**Aim of the exercise:**
Copy every line with the string "accelerator" in it.

——

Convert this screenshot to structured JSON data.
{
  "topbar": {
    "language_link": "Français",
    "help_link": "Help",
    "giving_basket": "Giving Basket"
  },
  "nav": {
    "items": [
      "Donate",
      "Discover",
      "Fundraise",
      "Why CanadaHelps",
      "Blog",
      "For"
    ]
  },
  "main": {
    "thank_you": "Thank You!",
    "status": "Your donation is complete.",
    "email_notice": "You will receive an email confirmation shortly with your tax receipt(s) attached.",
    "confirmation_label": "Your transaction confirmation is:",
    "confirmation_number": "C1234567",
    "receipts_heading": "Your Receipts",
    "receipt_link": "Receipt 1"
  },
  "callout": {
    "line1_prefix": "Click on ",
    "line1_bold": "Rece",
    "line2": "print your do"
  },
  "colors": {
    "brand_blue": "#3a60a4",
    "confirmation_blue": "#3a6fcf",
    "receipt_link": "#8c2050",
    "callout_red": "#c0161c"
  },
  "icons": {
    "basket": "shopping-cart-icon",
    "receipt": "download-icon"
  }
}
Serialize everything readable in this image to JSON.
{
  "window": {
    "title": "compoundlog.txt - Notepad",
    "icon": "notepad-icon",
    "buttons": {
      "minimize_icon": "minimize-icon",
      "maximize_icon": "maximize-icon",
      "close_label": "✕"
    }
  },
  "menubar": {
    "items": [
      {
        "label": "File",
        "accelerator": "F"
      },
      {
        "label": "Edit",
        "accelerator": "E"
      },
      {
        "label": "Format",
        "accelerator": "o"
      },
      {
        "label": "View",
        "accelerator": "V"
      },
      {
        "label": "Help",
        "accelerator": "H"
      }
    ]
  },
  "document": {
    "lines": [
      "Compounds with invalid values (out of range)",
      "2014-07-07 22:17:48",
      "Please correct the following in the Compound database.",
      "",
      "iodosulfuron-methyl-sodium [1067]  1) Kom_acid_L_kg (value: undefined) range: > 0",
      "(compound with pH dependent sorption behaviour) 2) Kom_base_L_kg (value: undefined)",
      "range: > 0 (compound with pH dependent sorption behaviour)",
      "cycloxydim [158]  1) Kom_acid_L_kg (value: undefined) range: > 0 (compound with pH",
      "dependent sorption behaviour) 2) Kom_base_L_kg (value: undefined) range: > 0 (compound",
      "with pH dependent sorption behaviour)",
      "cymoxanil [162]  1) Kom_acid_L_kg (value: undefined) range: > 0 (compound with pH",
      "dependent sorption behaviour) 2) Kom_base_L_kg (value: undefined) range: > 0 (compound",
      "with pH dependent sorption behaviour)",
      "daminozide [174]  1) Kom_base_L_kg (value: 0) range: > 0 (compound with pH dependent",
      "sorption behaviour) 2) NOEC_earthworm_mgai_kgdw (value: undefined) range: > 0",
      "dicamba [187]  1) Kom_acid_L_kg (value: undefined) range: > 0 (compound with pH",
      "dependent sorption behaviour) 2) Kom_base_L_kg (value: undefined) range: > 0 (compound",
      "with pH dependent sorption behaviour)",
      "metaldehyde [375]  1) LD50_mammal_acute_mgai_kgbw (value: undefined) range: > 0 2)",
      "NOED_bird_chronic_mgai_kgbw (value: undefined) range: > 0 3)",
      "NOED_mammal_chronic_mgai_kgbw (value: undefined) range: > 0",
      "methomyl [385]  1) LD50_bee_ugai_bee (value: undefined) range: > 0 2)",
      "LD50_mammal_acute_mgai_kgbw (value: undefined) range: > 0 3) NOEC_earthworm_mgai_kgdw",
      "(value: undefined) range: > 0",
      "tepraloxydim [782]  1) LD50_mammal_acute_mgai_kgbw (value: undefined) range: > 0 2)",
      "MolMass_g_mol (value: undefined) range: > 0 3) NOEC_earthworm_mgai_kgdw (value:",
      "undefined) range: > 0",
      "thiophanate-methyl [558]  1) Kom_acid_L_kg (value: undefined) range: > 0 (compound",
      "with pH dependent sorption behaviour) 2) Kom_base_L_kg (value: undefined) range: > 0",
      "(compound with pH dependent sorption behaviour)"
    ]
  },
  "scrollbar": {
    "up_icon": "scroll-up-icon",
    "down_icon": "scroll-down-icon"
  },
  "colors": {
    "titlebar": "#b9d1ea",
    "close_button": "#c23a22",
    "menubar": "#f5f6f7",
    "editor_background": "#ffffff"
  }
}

——

**The reply:**
        "accelerator": "F"
        "accelerator": "E"
        "accelerator": "o"
        "accelerator": "V"
        "accelerator": "H"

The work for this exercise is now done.